-- Start --

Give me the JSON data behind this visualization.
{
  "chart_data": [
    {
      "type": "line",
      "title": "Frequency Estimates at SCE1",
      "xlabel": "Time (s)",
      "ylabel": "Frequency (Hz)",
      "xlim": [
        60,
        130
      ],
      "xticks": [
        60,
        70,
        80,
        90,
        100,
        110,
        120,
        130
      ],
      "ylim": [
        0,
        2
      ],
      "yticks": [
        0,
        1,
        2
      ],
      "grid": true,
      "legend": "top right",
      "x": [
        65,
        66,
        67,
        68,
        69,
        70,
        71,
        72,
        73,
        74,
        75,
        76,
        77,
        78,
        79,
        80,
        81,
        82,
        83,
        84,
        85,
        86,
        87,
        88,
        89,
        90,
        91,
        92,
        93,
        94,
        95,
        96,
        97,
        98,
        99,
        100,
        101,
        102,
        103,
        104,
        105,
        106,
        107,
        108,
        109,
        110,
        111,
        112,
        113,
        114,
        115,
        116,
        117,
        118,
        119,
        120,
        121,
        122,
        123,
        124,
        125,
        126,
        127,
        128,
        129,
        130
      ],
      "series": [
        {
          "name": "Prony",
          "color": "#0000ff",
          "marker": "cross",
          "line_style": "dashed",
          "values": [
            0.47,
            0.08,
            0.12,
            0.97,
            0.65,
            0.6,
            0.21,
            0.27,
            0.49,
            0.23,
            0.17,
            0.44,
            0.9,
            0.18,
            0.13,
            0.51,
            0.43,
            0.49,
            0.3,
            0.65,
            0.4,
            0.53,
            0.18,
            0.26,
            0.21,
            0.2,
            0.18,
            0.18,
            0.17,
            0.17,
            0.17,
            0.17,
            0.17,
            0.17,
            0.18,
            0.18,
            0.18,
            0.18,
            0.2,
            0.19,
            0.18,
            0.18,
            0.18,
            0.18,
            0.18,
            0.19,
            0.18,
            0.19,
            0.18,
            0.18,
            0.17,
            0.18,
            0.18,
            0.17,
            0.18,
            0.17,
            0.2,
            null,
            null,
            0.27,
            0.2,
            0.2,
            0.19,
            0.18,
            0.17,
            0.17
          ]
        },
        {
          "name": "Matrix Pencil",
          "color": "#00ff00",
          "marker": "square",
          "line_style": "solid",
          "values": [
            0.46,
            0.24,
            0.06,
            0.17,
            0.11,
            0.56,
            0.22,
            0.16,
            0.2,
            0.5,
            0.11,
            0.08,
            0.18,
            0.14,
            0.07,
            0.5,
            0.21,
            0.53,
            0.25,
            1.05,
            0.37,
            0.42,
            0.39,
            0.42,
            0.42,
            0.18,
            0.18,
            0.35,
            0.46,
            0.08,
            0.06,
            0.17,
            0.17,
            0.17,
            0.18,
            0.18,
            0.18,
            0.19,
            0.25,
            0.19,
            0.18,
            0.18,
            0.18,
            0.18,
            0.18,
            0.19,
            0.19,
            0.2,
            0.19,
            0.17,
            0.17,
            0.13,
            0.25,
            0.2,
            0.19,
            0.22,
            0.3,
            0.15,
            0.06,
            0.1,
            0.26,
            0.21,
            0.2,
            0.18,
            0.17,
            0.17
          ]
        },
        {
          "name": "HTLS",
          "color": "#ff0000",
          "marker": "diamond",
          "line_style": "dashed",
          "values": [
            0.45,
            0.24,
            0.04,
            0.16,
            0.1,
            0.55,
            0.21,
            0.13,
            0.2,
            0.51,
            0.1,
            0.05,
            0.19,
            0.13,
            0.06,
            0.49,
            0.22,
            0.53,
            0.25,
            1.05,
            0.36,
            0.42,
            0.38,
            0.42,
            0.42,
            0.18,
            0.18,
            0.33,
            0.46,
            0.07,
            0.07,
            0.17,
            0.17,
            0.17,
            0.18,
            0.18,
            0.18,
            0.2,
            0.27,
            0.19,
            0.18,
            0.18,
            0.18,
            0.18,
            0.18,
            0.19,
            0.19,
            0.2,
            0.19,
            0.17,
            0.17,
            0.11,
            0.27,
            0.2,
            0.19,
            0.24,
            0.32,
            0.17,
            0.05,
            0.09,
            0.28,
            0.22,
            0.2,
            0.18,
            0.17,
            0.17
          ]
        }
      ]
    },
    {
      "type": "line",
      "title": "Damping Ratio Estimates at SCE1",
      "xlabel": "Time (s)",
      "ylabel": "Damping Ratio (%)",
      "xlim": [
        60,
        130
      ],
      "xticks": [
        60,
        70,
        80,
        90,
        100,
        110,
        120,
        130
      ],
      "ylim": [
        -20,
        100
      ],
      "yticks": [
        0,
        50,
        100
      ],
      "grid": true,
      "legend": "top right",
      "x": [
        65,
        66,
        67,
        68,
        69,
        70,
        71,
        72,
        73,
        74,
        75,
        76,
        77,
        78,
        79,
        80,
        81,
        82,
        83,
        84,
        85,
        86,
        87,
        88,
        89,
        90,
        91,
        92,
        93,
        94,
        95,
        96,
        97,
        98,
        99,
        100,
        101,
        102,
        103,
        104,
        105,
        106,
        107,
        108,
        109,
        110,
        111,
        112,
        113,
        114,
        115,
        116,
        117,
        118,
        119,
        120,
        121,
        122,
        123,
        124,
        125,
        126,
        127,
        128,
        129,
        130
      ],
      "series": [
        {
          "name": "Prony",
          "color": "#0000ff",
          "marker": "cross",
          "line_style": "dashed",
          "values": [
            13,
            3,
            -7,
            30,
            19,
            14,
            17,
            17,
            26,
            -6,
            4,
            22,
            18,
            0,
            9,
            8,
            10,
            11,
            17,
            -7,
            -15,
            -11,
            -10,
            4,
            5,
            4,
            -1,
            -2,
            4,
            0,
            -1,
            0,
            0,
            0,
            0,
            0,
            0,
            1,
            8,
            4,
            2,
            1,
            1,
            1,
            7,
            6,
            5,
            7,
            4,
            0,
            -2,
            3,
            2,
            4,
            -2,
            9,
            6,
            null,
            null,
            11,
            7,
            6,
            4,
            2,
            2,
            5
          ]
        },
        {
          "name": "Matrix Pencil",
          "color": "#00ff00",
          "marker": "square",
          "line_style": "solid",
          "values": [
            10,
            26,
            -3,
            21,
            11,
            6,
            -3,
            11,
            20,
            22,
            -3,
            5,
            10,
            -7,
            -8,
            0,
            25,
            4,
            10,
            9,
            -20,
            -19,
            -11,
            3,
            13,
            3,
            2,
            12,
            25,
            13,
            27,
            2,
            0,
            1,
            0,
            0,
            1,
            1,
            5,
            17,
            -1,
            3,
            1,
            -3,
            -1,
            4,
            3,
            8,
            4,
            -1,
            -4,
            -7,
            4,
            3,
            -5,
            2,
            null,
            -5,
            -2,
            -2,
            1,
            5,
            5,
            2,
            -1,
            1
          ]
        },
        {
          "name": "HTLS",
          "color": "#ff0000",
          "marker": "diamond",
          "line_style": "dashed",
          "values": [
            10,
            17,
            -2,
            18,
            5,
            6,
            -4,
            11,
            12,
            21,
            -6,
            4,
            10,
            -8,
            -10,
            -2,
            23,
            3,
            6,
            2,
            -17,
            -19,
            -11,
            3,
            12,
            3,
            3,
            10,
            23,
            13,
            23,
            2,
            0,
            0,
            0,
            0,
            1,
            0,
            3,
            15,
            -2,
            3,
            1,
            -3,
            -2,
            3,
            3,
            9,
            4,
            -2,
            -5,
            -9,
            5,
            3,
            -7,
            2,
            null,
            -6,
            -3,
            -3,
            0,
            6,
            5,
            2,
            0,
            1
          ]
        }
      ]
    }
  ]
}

-- End --

• Objective: Lines of the material that contain the word "Frequency" are to be gathered.

• Worked answer:
      "title": "Frequency Estimates at SCE1",
      "ylabel": "Frequency (Hz)",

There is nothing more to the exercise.